* **What to work on**
Exclude the pictures and return every line exactly as written.

====== Raw records ======

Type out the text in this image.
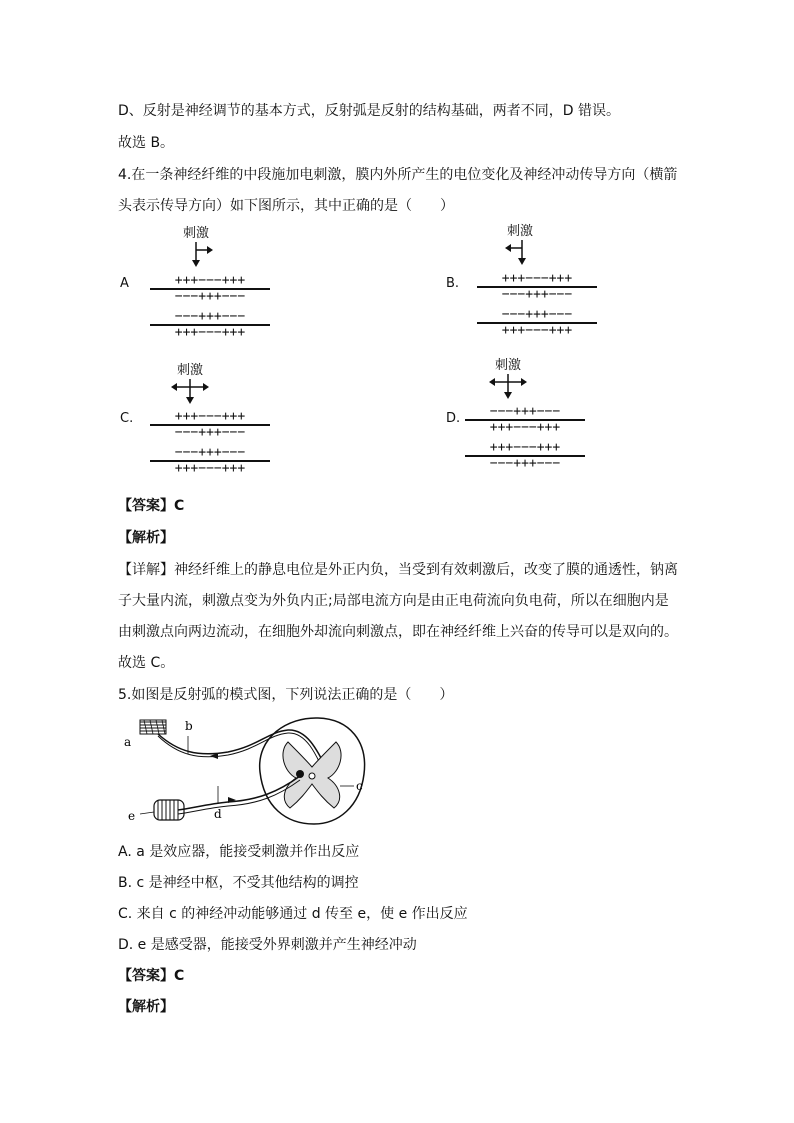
D、反射是神经调节的基本方式，反射弧是反射的结构基础，两者不同，D 错误。
故选 B。
4.在一条神经纤维的中段施加电刺激，膜内外所产生的电位变化及神经冲动传导方向（横箭
头表示传导方向）如下图所示，其中正确的是（　　）
A
刺激
+++−−−+++
−−−+++−−−
−−−+++−−−
+++−−−+++
B.
刺激
+++−−−+++
−−−+++−−−
−−−+++−−−
+++−−−+++
C.
刺激
+++−−−+++
−−−+++−−−
−−−+++−−−
+++−−−+++
D.
刺激
−−−+++−−−
+++−−−+++
+++−−−+++
−−−+++−−−
【答案】C
【解析】
【详解】神经纤维上的静息电位是外正内负，当受到有效刺激后，改变了膜的通透性，钠离
子大量内流，刺激点变为外负内正;局部电流方向是由正电荷流向负电荷，所以在细胞内是
由刺激点向两边流动，在细胞外却流向刺激点，即在神经纤维上兴奋的传导可以是双向的。
故选 C。
5.如图是反射弧的模式图，下列说法正确的是（　　）
a
b
c
d
e
A. a 是效应器，能接受刺激并作出反应
B. c 是神经中枢，不受其他结构的调控
C. 来自 c 的神经冲动能够通过 d 传至 e，使 e 作出反应
D. e 是感受器，能接受外界刺激并产生神经冲动
【答案】C
【解析】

======

* **Output of the task**
Type out the text in this image.
D、反射是神经调节的基本方式，反射弧是反射的结构基础，两者不同，D 错误。
故选 B。
4.在一条神经纤维的中段施加电刺激，膜内外所产生的电位变化及神经冲动传导方向（横箭
头表示传导方向）如下图所示，其中正确的是（　　）
A
刺激
+++−−−+++
−−−+++−−−
−−−+++−−−
+++−−−+++
B.
刺激
+++−−−+++
−−−+++−−−
−−−+++−−−
+++−−−+++
C.
刺激
+++−−−+++
−−−+++−−−
−−−+++−−−
+++−−−+++
D.
刺激
−−−+++−−−
+++−−−+++
+++−−−+++
−−−+++−−−
【答案】C
【解析】
【详解】神经纤维上的静息电位是外正内负，当受到有效刺激后，改变了膜的通透性，钠离
子大量内流，刺激点变为外负内正;局部电流方向是由正电荷流向负电荷，所以在细胞内是
由刺激点向两边流动，在细胞外却流向刺激点，即在神经纤维上兴奋的传导可以是双向的。
故选 C。
5.如图是反射弧的模式图，下列说法正确的是（　　）
a
b
c
d
e
A. a 是效应器，能接受刺激并作出反应
B. c 是神经中枢，不受其他结构的调控
C. 来自 c 的神经冲动能够通过 d 传至 e，使 e 作出反应
D. e 是感受器，能接受外界刺激并产生神经冲动
【答案】C
【解析】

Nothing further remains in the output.